What to do: Below is a block of records; repeat each one exactly.

(Stored data)
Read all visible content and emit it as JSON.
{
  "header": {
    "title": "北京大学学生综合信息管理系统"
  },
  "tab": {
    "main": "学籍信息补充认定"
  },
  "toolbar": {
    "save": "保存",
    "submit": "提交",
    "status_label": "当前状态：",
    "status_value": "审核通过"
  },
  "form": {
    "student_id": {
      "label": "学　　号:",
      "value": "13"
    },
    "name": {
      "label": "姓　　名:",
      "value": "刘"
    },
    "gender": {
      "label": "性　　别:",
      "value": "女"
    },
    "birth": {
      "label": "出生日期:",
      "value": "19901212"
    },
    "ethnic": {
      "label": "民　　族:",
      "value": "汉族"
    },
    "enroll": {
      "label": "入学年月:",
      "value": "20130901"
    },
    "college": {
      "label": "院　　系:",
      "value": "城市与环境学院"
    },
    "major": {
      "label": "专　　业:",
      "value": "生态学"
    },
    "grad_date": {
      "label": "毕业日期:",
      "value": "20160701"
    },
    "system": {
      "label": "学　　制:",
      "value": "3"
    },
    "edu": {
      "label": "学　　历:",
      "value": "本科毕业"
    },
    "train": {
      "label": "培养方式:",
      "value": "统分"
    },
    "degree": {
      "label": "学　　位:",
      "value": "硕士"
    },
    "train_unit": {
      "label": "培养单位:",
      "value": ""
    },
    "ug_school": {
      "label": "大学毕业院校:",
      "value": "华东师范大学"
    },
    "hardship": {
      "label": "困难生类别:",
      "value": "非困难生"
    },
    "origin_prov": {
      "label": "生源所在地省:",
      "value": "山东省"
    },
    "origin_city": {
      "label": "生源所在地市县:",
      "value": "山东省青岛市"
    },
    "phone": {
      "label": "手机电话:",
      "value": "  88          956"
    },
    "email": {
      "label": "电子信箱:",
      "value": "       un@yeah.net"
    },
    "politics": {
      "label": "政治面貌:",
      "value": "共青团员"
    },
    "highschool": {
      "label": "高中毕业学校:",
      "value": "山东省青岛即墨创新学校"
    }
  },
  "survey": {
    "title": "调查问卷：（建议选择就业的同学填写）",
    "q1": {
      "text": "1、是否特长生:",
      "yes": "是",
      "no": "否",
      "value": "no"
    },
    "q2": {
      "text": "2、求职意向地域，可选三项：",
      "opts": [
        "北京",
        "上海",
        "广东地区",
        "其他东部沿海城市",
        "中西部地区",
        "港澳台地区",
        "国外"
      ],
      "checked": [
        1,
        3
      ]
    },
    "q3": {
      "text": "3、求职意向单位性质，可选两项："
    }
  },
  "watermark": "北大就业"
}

Response below:
Read all visible content and emit it as JSON.
{
  "header": {
    "title": "北京大学学生综合信息管理系统"
  },
  "tab": {
    "main": "学籍信息补充认定"
  },
  "toolbar": {
    "save": "保存",
    "submit": "提交",
    "status_label": "当前状态：",
    "status_value": "审核通过"
  },
  "form": {
    "student_id": {
      "label": "学　　号:",
      "value": "13"
    },
    "name": {
      "label": "姓　　名:",
      "value": "刘"
    },
    "gender": {
      "label": "性　　别:",
      "value": "女"
    },
    "birth": {
      "label": "出生日期:",
      "value": "19901212"
    },
    "ethnic": {
      "label": "民　　族:",
      "value": "汉族"
    },
    "enroll": {
      "label": "入学年月:",
      "value": "20130901"
    },
    "college": {
      "label": "院　　系:",
      "value": "城市与环境学院"
    },
    "major": {
      "label": "专　　业:",
      "value": "生态学"
    },
    "grad_date": {
      "label": "毕业日期:",
      "value": "20160701"
    },
    "system": {
      "label": "学　　制:",
      "value": "3"
    },
    "edu": {
      "label": "学　　历:",
      "value": "本科毕业"
    },
    "train": {
      "label": "培养方式:",
      "value": "统分"
    },
    "degree": {
      "label": "学　　位:",
      "value": "硕士"
    },
    "train_unit": {
      "label": "培养单位:",
      "value": ""
    },
    "ug_school": {
      "label": "大学毕业院校:",
      "value": "华东师范大学"
    },
    "hardship": {
      "label": "困难生类别:",
      "value": "非困难生"
    },
    "origin_prov": {
      "label": "生源所在地省:",
      "value": "山东省"
    },
    "origin_city": {
      "label": "生源所在地市县:",
      "value": "山东省青岛市"
    },
    "phone": {
      "label": "手机电话:",
      "value": "  88          956"
    },
    "email": {
      "label": "电子信箱:",
      "value": "       un@yeah.net"
    },
    "politics": {
      "label": "政治面貌:",
      "value": "共青团员"
    },
    "highschool": {
      "label": "高中毕业学校:",
      "value": "山东省青岛即墨创新学校"
    }
  },
  "survey": {
    "title": "调查问卷：（建议选择就业的同学填写）",
    "q1": {
      "text": "1、是否特长生:",
      "yes": "是",
      "no": "否",
      "value": "no"
    },
    "q2": {
      "text": "2、求职意向地域，可选三项：",
      "opts": [
        "北京",
        "上海",
        "广东地区",
        "其他东部沿海城市",
        "中西部地区",
        "港澳台地区",
        "国外"
      ],
      "checked": [
        1,
        3
      ]
    },
    "q3": {
      "text": "3、求职意向单位性质，可选两项："
    }
  },
  "watermark": "北大就业"
}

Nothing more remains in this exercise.